--- BEGIN Supplied data ---

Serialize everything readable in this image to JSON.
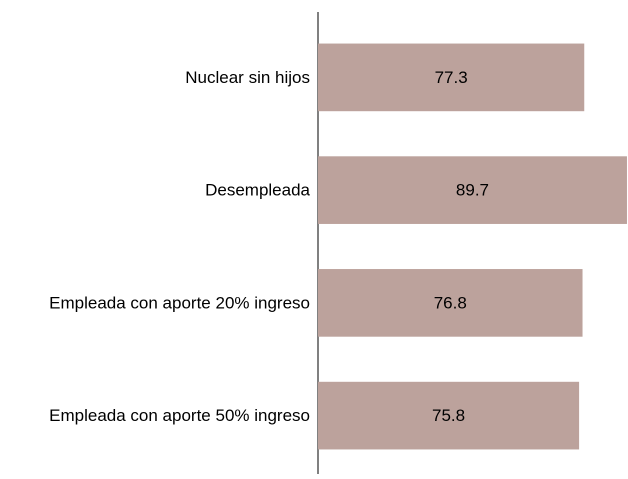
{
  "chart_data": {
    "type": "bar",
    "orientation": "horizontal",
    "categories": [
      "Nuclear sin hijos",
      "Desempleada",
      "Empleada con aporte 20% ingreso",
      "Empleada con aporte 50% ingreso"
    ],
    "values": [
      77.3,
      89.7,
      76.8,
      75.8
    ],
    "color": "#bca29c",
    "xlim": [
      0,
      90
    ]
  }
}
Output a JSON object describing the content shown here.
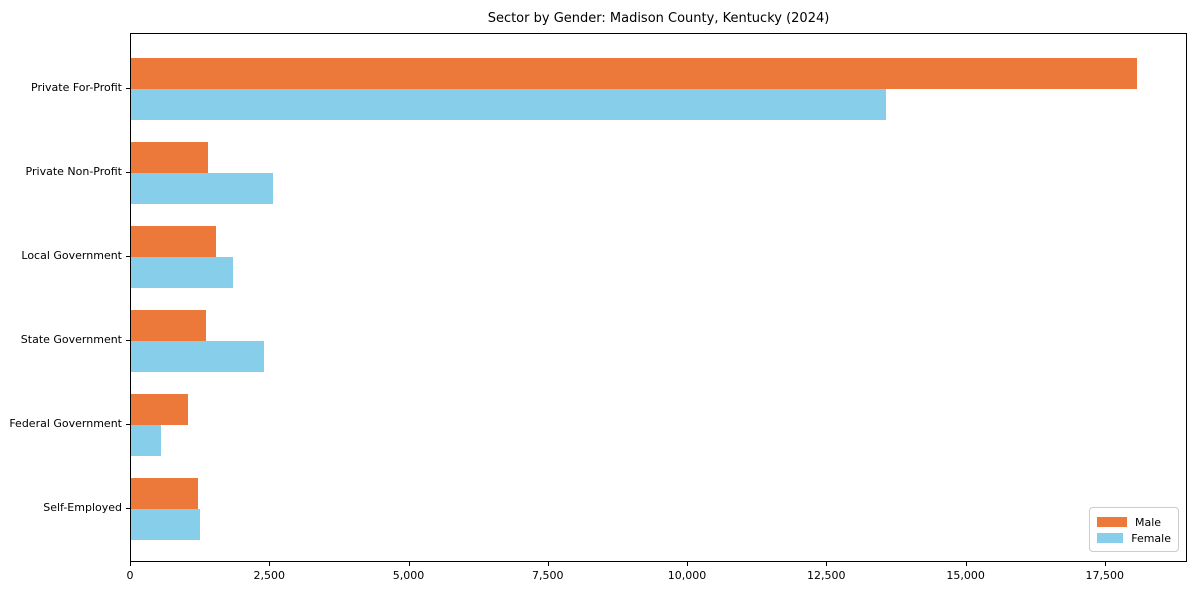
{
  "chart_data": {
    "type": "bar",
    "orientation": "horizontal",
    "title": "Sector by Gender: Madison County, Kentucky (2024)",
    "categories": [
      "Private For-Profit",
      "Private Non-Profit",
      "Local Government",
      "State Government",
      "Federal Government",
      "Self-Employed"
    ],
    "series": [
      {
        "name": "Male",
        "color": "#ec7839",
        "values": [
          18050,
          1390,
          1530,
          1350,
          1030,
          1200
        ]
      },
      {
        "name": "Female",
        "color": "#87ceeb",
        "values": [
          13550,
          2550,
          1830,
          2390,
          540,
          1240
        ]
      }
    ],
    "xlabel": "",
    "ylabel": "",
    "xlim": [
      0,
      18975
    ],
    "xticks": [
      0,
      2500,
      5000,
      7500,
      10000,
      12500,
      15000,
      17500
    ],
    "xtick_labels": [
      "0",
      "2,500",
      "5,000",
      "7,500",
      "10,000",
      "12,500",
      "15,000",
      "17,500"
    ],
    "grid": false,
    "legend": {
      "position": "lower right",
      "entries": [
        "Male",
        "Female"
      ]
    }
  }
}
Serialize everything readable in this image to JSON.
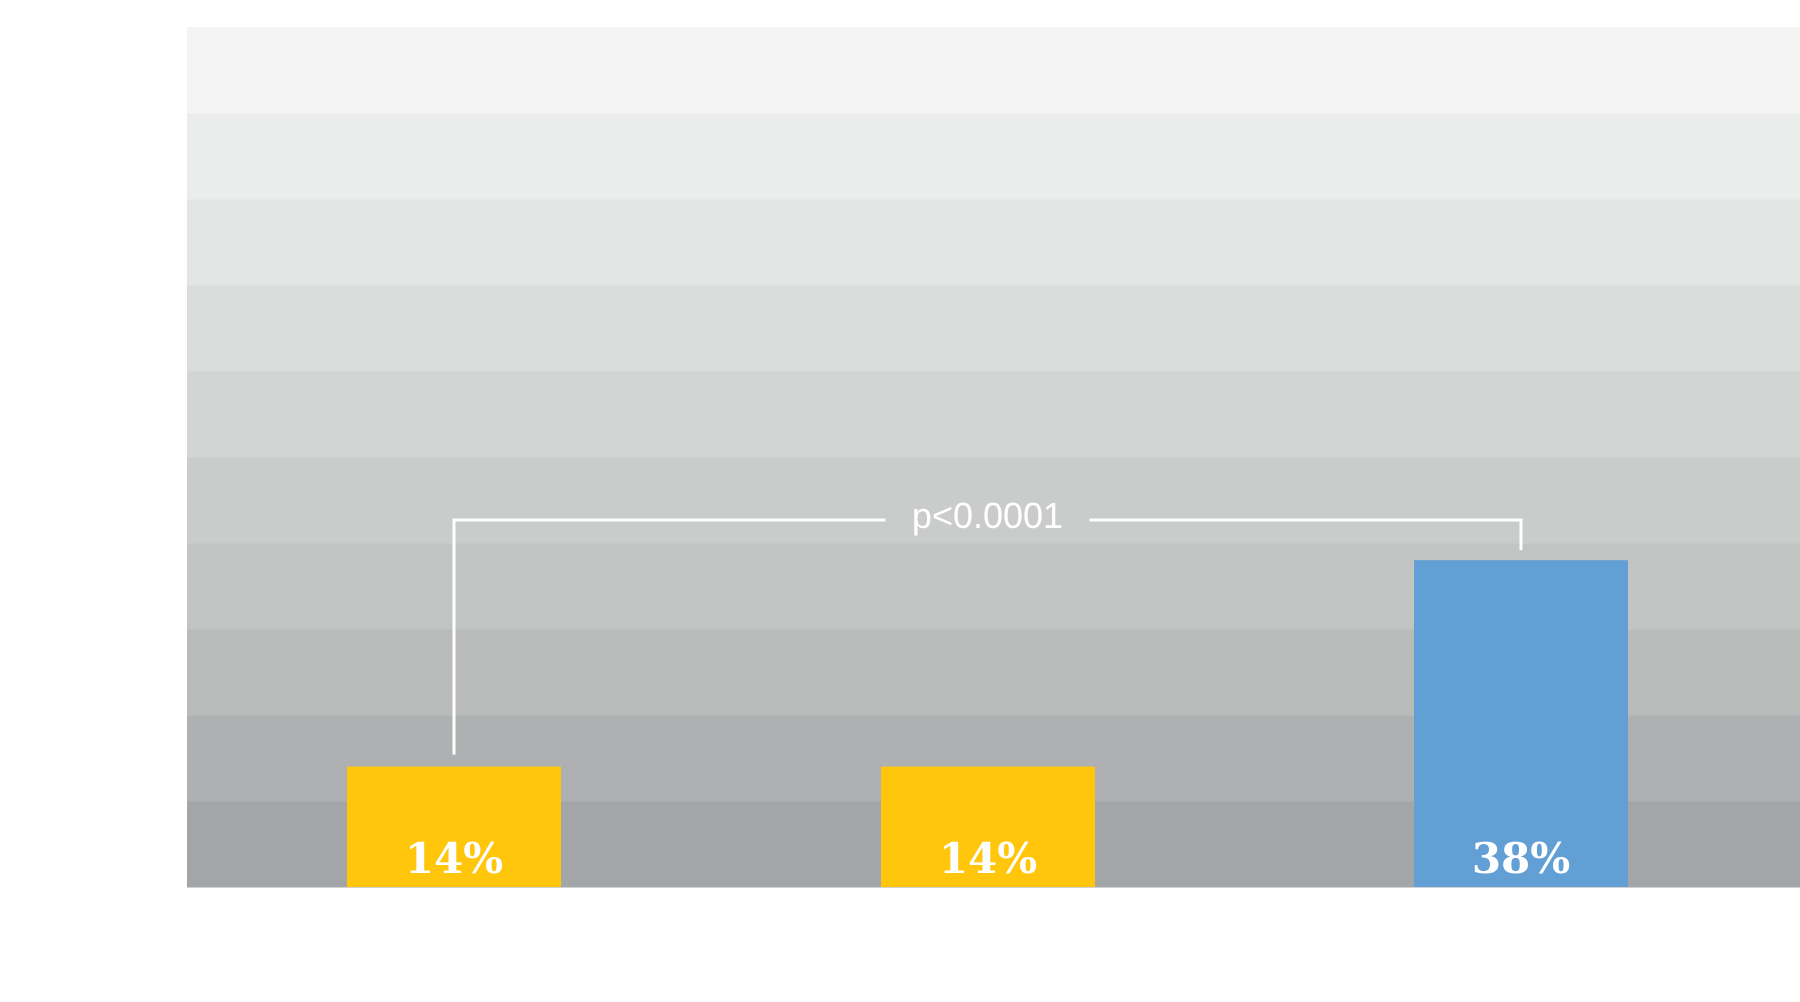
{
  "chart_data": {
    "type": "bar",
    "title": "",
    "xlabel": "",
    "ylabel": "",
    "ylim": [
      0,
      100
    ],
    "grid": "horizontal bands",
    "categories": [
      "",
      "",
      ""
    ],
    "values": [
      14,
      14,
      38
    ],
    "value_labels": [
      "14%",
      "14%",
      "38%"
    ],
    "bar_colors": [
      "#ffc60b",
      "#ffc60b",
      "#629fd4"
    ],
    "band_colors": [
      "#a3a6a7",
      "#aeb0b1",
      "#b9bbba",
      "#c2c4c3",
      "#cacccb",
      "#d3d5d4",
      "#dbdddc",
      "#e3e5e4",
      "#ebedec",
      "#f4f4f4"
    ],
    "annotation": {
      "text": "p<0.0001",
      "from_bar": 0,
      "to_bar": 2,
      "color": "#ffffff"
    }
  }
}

--- END Supplied data ---

Task goal:
Restate the data above exactly, stripping out each image.

Solution to the problem:
Serialize everything readable in this image to JSON.
{
  "chart_data": {
    "type": "bar",
    "orientation": "horizontal",
    "categories": [
      "Nuclear sin hijos",
      "Desempleada",
      "Empleada con aporte 20% ingreso",
      "Empleada con aporte 50% ingreso"
    ],
    "values": [
      77.3,
      89.7,
      76.8,
      75.8
    ],
    "color": "#bca29c",
    "xlim": [
      0,
      90
    ]
  }
}
Output a JSON object describing the content shown here.
{
  "chart_data": {
    "type": "bar",
    "orientation": "horizontal",
    "title": "Sector by Gender: Madison County, Kentucky (2024)",
    "categories": [
      "Private For-Profit",
      "Private Non-Profit",
      "Local Government",
      "State Government",
      "Federal Government",
      "Self-Employed"
    ],
    "series": [
      {
        "name": "Male",
        "color": "#ec7839",
        "values": [
          18050,
          1390,
          1530,
          1350,
          1030,
          1200
        ]
      },
      {
        "name": "Female",
        "color": "#87ceeb",
        "values": [
          13550,
          2550,
          1830,
          2390,
          540,
          1240
        ]
      }
    ],
    "xlabel": "",
    "ylabel": "",
    "xlim": [
      0,
      18975
    ],
    "xticks": [
      0,
      2500,
      5000,
      7500,
      10000,
      12500,
      15000,
      17500
    ],
    "xtick_labels": [
      "0",
      "2,500",
      "5,000",
      "7,500",
      "10,000",
      "12,500",
      "15,000",
      "17,500"
    ],
    "grid": false,
    "legend": {
      "position": "lower right",
      "entries": [
        "Male",
        "Female"
      ]
    }
  }
}
Serialize everything readable in this image to JSON.
{
  "chart_data": {
    "type": "bar",
    "title": "",
    "xlabel": "",
    "ylabel": "",
    "ylim": [
      0,
      100
    ],
    "grid": "horizontal bands",
    "categories": [
      "",
      "",
      ""
    ],
    "values": [
      14,
      14,
      38
    ],
    "value_labels": [
      "14%",
      "14%",
      "38%"
    ],
    "bar_colors": [
      "#ffc60b",
      "#ffc60b",
      "#629fd4"
    ],
    "band_colors": [
      "#a3a6a7",
      "#aeb0b1",
      "#b9bbba",
      "#c2c4c3",
      "#cacccb",
      "#d3d5d4",
      "#dbdddc",
      "#e3e5e4",
      "#ebedec",
      "#f4f4f4"
    ],
    "annotation": {
      "text": "p<0.0001",
      "from_bar": 0,
      "to_bar": 2,
      "color": "#ffffff"
    }
  }
}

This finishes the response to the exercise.